TASK INSTRUCTIONS:
Go through the listing and copy every line word for word.

start DATA LINES

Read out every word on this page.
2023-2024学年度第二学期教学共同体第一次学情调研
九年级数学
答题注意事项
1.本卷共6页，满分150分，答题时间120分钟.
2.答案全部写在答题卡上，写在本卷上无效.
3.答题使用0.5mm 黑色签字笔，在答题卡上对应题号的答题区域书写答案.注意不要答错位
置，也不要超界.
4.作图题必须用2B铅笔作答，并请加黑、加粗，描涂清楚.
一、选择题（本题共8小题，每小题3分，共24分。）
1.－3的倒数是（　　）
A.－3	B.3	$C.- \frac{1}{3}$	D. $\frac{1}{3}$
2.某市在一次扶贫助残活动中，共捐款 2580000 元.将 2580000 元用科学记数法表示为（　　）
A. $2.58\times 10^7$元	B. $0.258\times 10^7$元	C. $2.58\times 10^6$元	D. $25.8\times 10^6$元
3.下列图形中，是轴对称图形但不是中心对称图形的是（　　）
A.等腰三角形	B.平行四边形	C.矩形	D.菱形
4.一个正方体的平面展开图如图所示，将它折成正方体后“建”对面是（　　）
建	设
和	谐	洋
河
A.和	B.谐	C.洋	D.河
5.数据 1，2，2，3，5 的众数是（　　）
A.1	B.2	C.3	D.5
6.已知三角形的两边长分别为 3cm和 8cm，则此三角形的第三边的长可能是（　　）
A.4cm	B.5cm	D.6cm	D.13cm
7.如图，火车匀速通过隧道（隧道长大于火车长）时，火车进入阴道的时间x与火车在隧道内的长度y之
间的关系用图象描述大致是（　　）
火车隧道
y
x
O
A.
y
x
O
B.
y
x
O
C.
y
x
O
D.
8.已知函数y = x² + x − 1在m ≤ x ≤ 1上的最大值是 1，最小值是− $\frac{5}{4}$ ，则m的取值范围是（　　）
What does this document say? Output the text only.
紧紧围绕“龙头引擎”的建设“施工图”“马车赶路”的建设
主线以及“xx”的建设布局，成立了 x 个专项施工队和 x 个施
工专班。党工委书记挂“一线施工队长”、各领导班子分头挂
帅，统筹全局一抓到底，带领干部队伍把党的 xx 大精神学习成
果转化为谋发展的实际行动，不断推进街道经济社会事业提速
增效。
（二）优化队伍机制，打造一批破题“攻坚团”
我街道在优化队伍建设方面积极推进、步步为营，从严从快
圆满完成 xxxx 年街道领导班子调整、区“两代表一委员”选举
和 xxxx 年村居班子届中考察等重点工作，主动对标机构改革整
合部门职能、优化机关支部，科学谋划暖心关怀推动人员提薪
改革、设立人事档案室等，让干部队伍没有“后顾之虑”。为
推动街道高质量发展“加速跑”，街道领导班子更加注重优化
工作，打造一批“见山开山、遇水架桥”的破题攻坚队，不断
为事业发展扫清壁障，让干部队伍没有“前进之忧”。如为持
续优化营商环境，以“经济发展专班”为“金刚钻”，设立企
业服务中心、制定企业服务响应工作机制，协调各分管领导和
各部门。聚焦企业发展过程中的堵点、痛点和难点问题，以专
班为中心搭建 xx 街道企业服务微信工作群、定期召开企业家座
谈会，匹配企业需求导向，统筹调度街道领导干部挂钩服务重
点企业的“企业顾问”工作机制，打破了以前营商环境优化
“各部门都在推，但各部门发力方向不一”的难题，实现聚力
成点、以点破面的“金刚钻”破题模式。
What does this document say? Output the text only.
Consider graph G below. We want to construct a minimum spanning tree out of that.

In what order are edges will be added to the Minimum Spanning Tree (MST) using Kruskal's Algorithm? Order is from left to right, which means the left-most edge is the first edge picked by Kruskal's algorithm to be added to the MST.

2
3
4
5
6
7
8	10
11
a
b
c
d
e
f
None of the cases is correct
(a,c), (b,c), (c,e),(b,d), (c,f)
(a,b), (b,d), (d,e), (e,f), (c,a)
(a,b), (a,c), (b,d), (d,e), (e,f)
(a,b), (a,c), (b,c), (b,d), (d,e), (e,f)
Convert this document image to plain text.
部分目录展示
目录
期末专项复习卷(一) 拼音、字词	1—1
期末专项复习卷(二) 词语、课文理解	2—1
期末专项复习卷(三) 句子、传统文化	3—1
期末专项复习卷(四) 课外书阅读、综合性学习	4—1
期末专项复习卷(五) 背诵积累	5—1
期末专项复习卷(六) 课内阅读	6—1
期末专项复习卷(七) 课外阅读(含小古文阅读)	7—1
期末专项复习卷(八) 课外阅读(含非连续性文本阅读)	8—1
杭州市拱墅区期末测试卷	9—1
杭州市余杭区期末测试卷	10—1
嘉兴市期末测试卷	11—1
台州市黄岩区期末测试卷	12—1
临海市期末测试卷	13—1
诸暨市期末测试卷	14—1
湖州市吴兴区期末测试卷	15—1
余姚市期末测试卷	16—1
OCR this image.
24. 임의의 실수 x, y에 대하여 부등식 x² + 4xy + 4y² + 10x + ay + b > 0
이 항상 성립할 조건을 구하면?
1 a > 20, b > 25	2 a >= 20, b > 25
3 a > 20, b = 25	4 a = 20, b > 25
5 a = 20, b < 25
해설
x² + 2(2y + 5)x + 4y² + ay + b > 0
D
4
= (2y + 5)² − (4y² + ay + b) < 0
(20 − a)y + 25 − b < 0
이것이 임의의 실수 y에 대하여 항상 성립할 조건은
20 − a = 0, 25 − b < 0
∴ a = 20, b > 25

end DATA LINES

TASK RESPONSE:
Read out every word on this page.
2023-2024学年度第二学期教学共同体第一次学情调研
九年级数学
答题注意事项
1.本卷共6页，满分150分，答题时间120分钟.
2.答案全部写在答题卡上，写在本卷上无效.
3.答题使用0.5mm 黑色签字笔，在答题卡上对应题号的答题区域书写答案.注意不要答错位
置，也不要超界.
4.作图题必须用2B铅笔作答，并请加黑、加粗，描涂清楚.
一、选择题（本题共8小题，每小题3分，共24分。）
1.－3的倒数是（　　）
A.－3	B.3	$C.- \frac{1}{3}$	D. $\frac{1}{3}$
2.某市在一次扶贫助残活动中，共捐款 2580000 元.将 2580000 元用科学记数法表示为（　　）
A. $2.58\times 10^7$元	B. $0.258\times 10^7$元	C. $2.58\times 10^6$元	D. $25.8\times 10^6$元
3.下列图形中，是轴对称图形但不是中心对称图形的是（　　）
A.等腰三角形	B.平行四边形	C.矩形	D.菱形
4.一个正方体的平面展开图如图所示，将它折成正方体后“建”对面是（　　）
建	设
和	谐	洋
河
A.和	B.谐	C.洋	D.河
5.数据 1，2，2，3，5 的众数是（　　）
A.1	B.2	C.3	D.5
6.已知三角形的两边长分别为 3cm和 8cm，则此三角形的第三边的长可能是（　　）
A.4cm	B.5cm	D.6cm	D.13cm
7.如图，火车匀速通过隧道（隧道长大于火车长）时，火车进入阴道的时间x与火车在隧道内的长度y之
间的关系用图象描述大致是（　　）
火车隧道
y
x
O
A.
y
x
O
B.
y
x
O
C.
y
x
O
D.
8.已知函数y = x² + x − 1在m ≤ x ≤ 1上的最大值是 1，最小值是− $\frac{5}{4}$ ，则m的取值范围是（　　）
What does this document say? Output the text only.
紧紧围绕“龙头引擎”的建设“施工图”“马车赶路”的建设
主线以及“xx”的建设布局，成立了 x 个专项施工队和 x 个施
工专班。党工委书记挂“一线施工队长”、各领导班子分头挂
帅，统筹全局一抓到底，带领干部队伍把党的 xx 大精神学习成
果转化为谋发展的实际行动，不断推进街道经济社会事业提速
增效。
（二）优化队伍机制，打造一批破题“攻坚团”
我街道在优化队伍建设方面积极推进、步步为营，从严从快
圆满完成 xxxx 年街道领导班子调整、区“两代表一委员”选举
和 xxxx 年村居班子届中考察等重点工作，主动对标机构改革整
合部门职能、优化机关支部，科学谋划暖心关怀推动人员提薪
改革、设立人事档案室等，让干部队伍没有“后顾之虑”。为
推动街道高质量发展“加速跑”，街道领导班子更加注重优化
工作，打造一批“见山开山、遇水架桥”的破题攻坚队，不断
为事业发展扫清壁障，让干部队伍没有“前进之忧”。如为持
续优化营商环境，以“经济发展专班”为“金刚钻”，设立企
业服务中心、制定企业服务响应工作机制，协调各分管领导和
各部门。聚焦企业发展过程中的堵点、痛点和难点问题，以专
班为中心搭建 xx 街道企业服务微信工作群、定期召开企业家座
谈会，匹配企业需求导向，统筹调度街道领导干部挂钩服务重
点企业的“企业顾问”工作机制，打破了以前营商环境优化
“各部门都在推，但各部门发力方向不一”的难题，实现聚力
成点、以点破面的“金刚钻”破题模式。
What does this document say? Output the text only.
Consider graph G below. We want to construct a minimum spanning tree out of that.

In what order are edges will be added to the Minimum Spanning Tree (MST) using Kruskal's Algorithm? Order is from left to right, which means the left-most edge is the first edge picked by Kruskal's algorithm to be added to the MST.

2
3
4
5
6
7
8	10
11
a
b
c
d
e
f
None of the cases is correct
(a,c), (b,c), (c,e),(b,d), (c,f)
(a,b), (b,d), (d,e), (e,f), (c,a)
(a,b), (a,c), (b,d), (d,e), (e,f)
(a,b), (a,c), (b,c), (b,d), (d,e), (e,f)
Convert this document image to plain text.
部分目录展示
目录
期末专项复习卷(一) 拼音、字词	1—1
期末专项复习卷(二) 词语、课文理解	2—1
期末专项复习卷(三) 句子、传统文化	3—1
期末专项复习卷(四) 课外书阅读、综合性学习	4—1
期末专项复习卷(五) 背诵积累	5—1
期末专项复习卷(六) 课内阅读	6—1
期末专项复习卷(七) 课外阅读(含小古文阅读)	7—1
期末专项复习卷(八) 课外阅读(含非连续性文本阅读)	8—1
杭州市拱墅区期末测试卷	9—1
杭州市余杭区期末测试卷	10—1
嘉兴市期末测试卷	11—1
台州市黄岩区期末测试卷	12—1
临海市期末测试卷	13—1
诸暨市期末测试卷	14—1
湖州市吴兴区期末测试卷	15—1
余姚市期末测试卷	16—1
OCR this image.
24. 임의의 실수 x, y에 대하여 부등식 x² + 4xy + 4y² + 10x + ay + b > 0
이 항상 성립할 조건을 구하면?
1 a > 20, b > 25	2 a >= 20, b > 25
3 a > 20, b = 25	4 a = 20, b > 25
5 a = 20, b < 25
해설
x² + 2(2y + 5)x + 4y² + ay + b > 0
D
4
= (2y + 5)² − (4y² + ay + b) < 0
(20 − a)y + 25 − b < 0
이것이 임의의 실수 y에 대하여 항상 성립할 조건은
20 − a = 0, 25 − b < 0
∴ a = 20, b > 25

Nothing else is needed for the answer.